(Stored data)

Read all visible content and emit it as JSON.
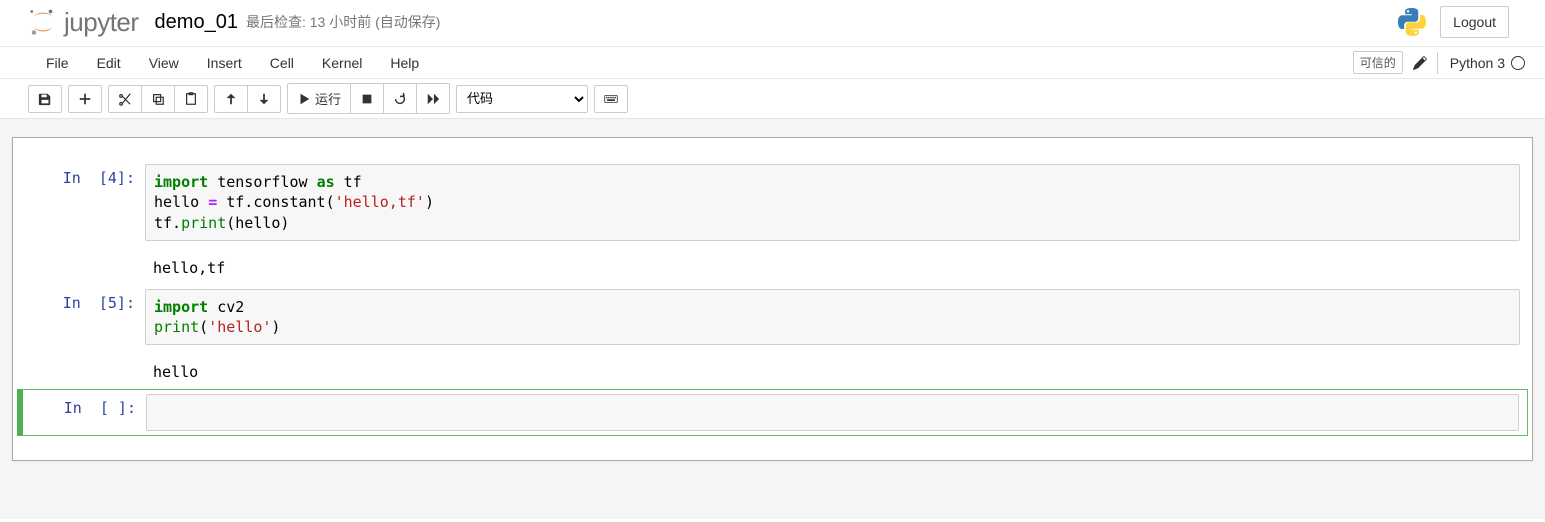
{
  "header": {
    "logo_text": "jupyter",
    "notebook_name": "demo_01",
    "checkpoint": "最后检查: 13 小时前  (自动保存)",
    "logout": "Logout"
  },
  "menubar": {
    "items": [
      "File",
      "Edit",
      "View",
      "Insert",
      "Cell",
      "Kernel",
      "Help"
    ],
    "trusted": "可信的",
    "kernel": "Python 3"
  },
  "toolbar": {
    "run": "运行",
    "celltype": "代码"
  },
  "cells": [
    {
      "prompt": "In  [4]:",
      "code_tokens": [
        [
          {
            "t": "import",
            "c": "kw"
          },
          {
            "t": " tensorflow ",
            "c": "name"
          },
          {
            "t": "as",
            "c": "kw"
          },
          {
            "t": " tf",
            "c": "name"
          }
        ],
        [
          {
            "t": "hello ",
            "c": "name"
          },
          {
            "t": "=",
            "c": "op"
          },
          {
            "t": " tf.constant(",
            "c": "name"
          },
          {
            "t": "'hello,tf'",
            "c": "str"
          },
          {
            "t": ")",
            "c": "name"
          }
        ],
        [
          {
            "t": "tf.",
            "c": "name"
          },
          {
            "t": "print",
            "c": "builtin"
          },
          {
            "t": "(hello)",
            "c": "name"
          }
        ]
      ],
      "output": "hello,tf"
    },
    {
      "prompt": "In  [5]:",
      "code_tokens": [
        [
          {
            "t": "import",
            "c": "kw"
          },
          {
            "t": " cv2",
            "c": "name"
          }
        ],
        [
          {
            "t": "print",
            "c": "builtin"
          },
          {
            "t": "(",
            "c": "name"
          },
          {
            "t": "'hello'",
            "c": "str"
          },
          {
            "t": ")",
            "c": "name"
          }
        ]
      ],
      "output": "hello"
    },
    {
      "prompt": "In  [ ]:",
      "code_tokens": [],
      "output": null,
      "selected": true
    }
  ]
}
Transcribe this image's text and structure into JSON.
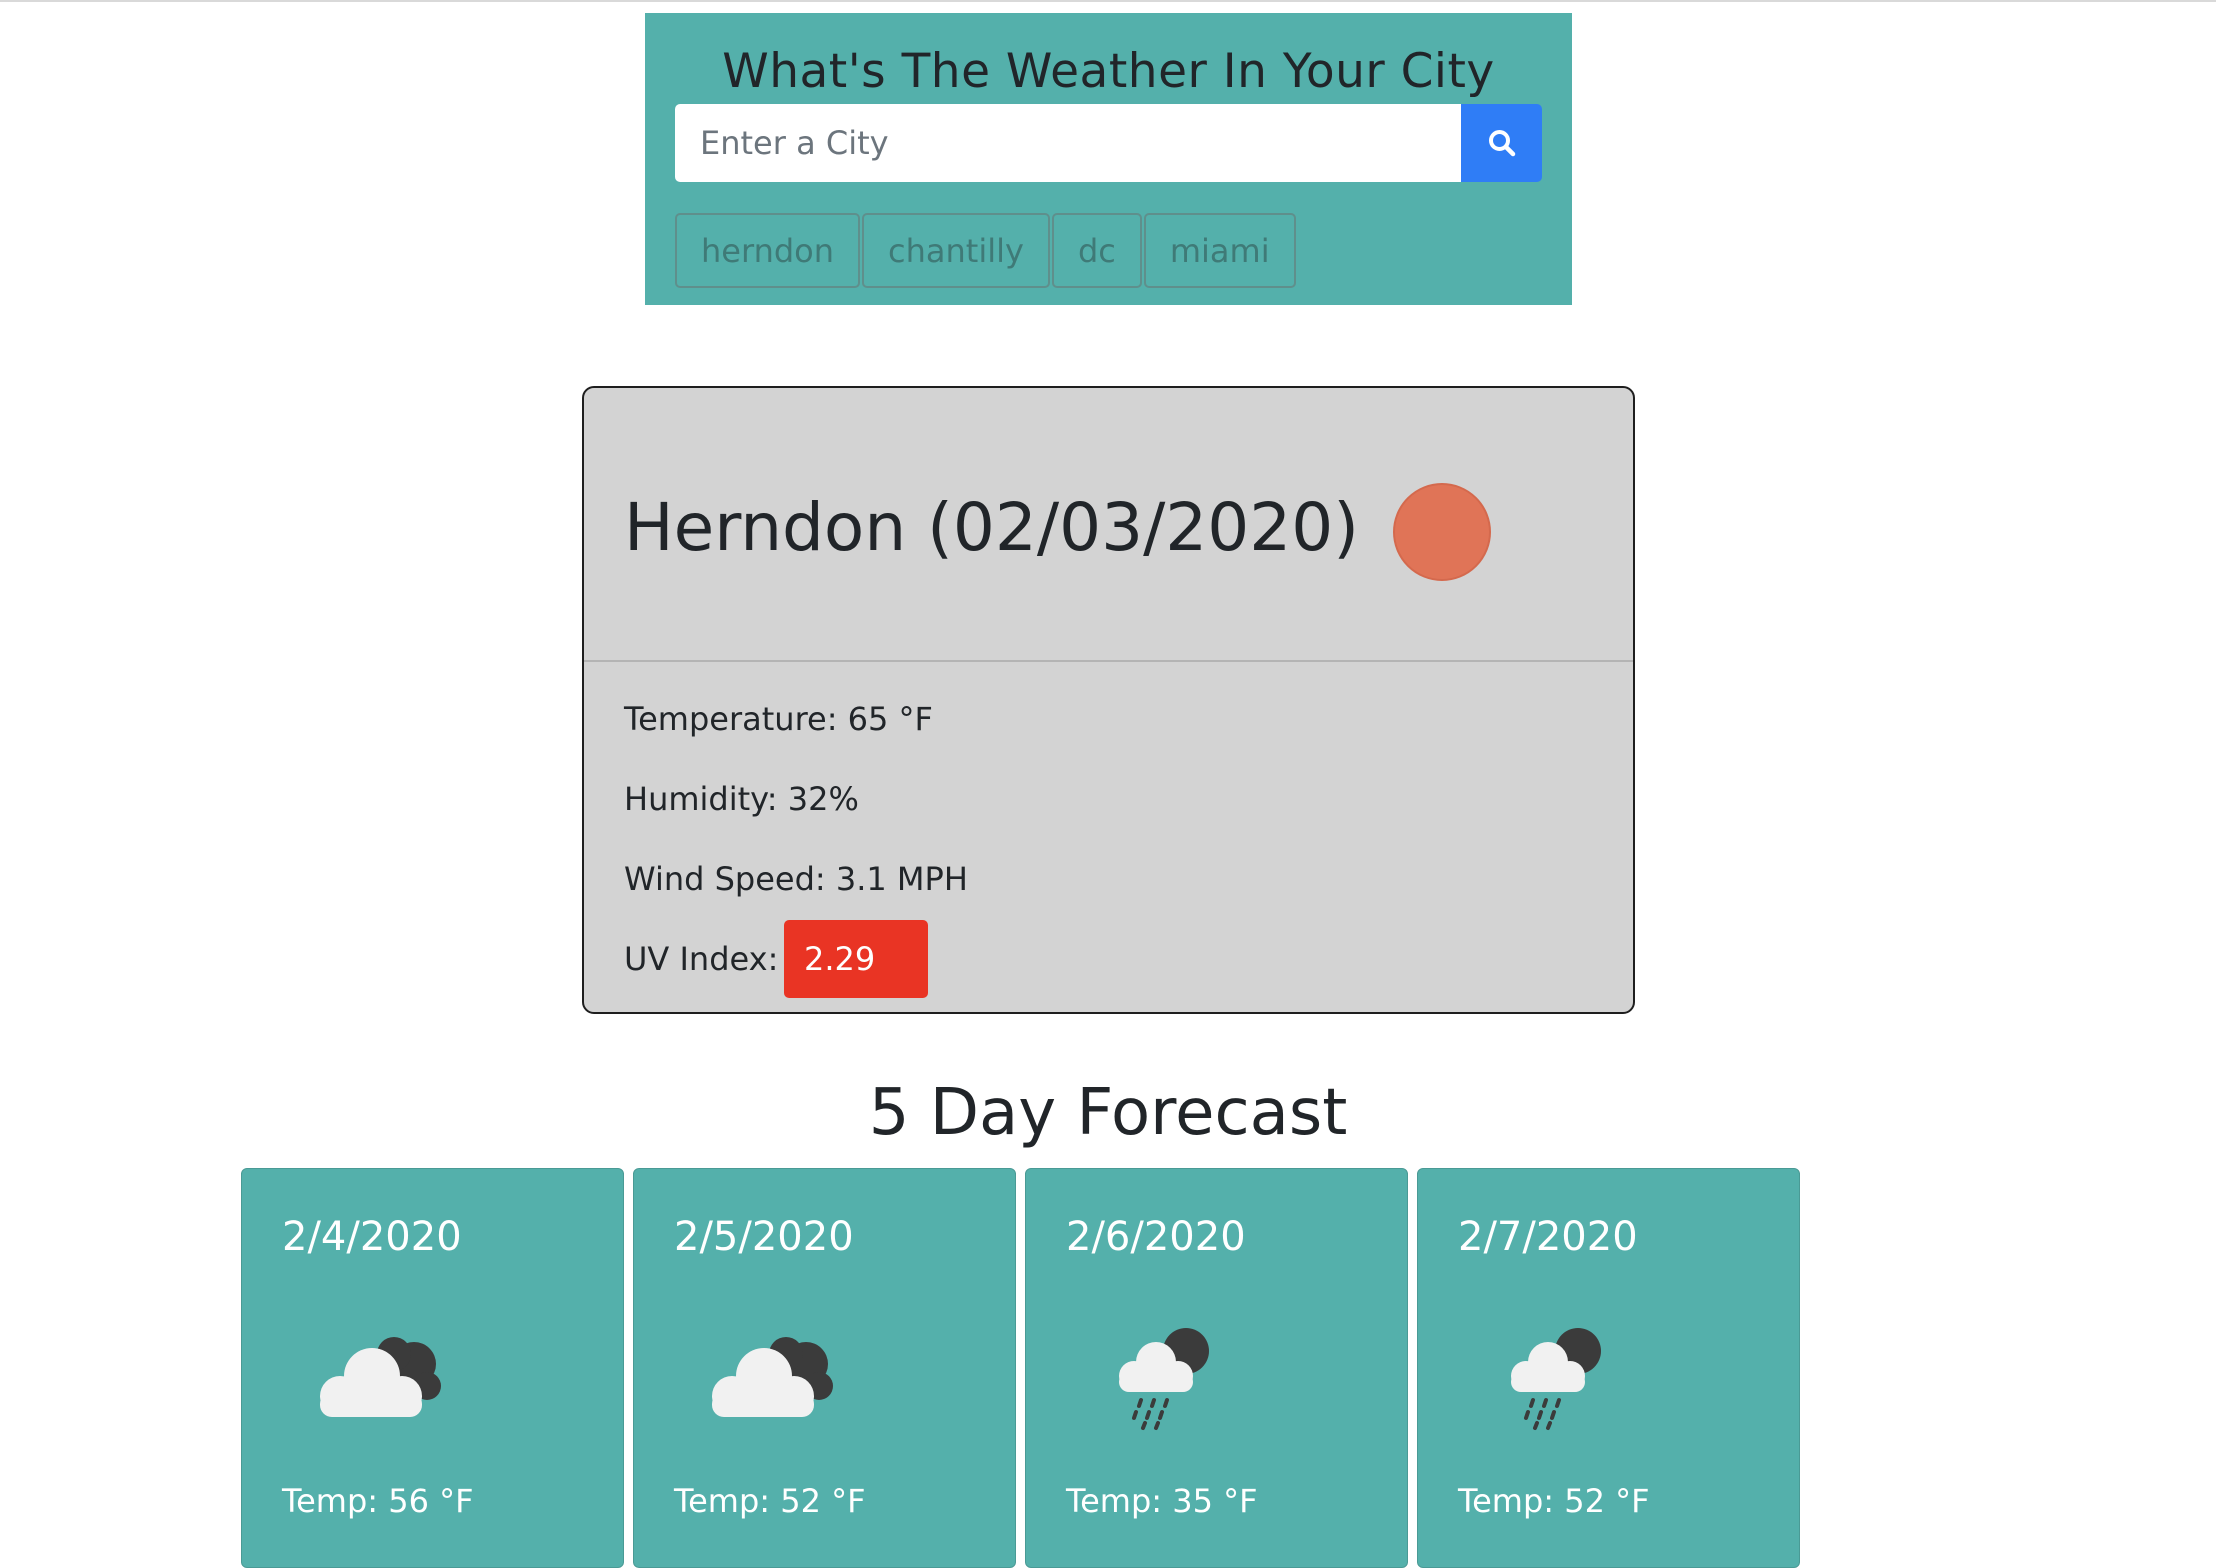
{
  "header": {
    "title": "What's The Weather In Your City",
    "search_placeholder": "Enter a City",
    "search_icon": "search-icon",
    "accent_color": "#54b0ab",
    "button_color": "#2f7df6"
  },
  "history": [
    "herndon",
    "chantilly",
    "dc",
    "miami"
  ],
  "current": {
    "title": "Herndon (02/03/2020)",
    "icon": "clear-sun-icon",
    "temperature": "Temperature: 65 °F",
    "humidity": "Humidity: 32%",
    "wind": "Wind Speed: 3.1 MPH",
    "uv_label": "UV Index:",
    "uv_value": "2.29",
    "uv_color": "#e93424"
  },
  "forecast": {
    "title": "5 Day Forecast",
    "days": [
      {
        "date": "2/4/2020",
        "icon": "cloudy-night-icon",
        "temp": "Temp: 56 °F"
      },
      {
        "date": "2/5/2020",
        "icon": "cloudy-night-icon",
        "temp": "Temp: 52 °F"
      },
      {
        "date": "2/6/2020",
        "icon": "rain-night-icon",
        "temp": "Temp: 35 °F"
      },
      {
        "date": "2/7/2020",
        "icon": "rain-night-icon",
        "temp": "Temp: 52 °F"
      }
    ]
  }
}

§ Your goal
Reproduce every line exactly and omit all pictures.

§ Correct answer
Read all visible content and emit it as JSON.
{
  "header": {
    "logo_text": "jupyter",
    "notebook_name": "demo_01",
    "checkpoint": "最后检查: 13 小时前  (自动保存)",
    "logout": "Logout"
  },
  "menubar": {
    "items": [
      "File",
      "Edit",
      "View",
      "Insert",
      "Cell",
      "Kernel",
      "Help"
    ],
    "trusted": "可信的",
    "kernel": "Python 3"
  },
  "toolbar": {
    "run": "运行",
    "celltype": "代码"
  },
  "cells": [
    {
      "prompt": "In  [4]:",
      "code_tokens": [
        [
          {
            "t": "import",
            "c": "kw"
          },
          {
            "t": " tensorflow ",
            "c": "name"
          },
          {
            "t": "as",
            "c": "kw"
          },
          {
            "t": " tf",
            "c": "name"
          }
        ],
        [
          {
            "t": "hello ",
            "c": "name"
          },
          {
            "t": "=",
            "c": "op"
          },
          {
            "t": " tf.constant(",
            "c": "name"
          },
          {
            "t": "'hello,tf'",
            "c": "str"
          },
          {
            "t": ")",
            "c": "name"
          }
        ],
        [
          {
            "t": "tf.",
            "c": "name"
          },
          {
            "t": "print",
            "c": "builtin"
          },
          {
            "t": "(hello)",
            "c": "name"
          }
        ]
      ],
      "output": "hello,tf"
    },
    {
      "prompt": "In  [5]:",
      "code_tokens": [
        [
          {
            "t": "import",
            "c": "kw"
          },
          {
            "t": " cv2",
            "c": "name"
          }
        ],
        [
          {
            "t": "print",
            "c": "builtin"
          },
          {
            "t": "(",
            "c": "name"
          },
          {
            "t": "'hello'",
            "c": "str"
          },
          {
            "t": ")",
            "c": "name"
          }
        ]
      ],
      "output": "hello"
    },
    {
      "prompt": "In  [ ]:",
      "code_tokens": [],
      "output": null,
      "selected": true
    }
  ]
}
Transcribe this image's text and structure into JSON.
{
  "header": {
    "title": "What's The Weather In Your City",
    "search_placeholder": "Enter a City",
    "search_icon": "search-icon",
    "accent_color": "#54b0ab",
    "button_color": "#2f7df6"
  },
  "history": [
    "herndon",
    "chantilly",
    "dc",
    "miami"
  ],
  "current": {
    "title": "Herndon (02/03/2020)",
    "icon": "clear-sun-icon",
    "temperature": "Temperature: 65 °F",
    "humidity": "Humidity: 32%",
    "wind": "Wind Speed: 3.1 MPH",
    "uv_label": "UV Index:",
    "uv_value": "2.29",
    "uv_color": "#e93424"
  },
  "forecast": {
    "title": "5 Day Forecast",
    "days": [
      {
        "date": "2/4/2020",
        "icon": "cloudy-night-icon",
        "temp": "Temp: 56 °F"
      },
      {
        "date": "2/5/2020",
        "icon": "cloudy-night-icon",
        "temp": "Temp: 52 °F"
      },
      {
        "date": "2/6/2020",
        "icon": "rain-night-icon",
        "temp": "Temp: 35 °F"
      },
      {
        "date": "2/7/2020",
        "icon": "rain-night-icon",
        "temp": "Temp: 52 °F"
      }
    ]
  }
}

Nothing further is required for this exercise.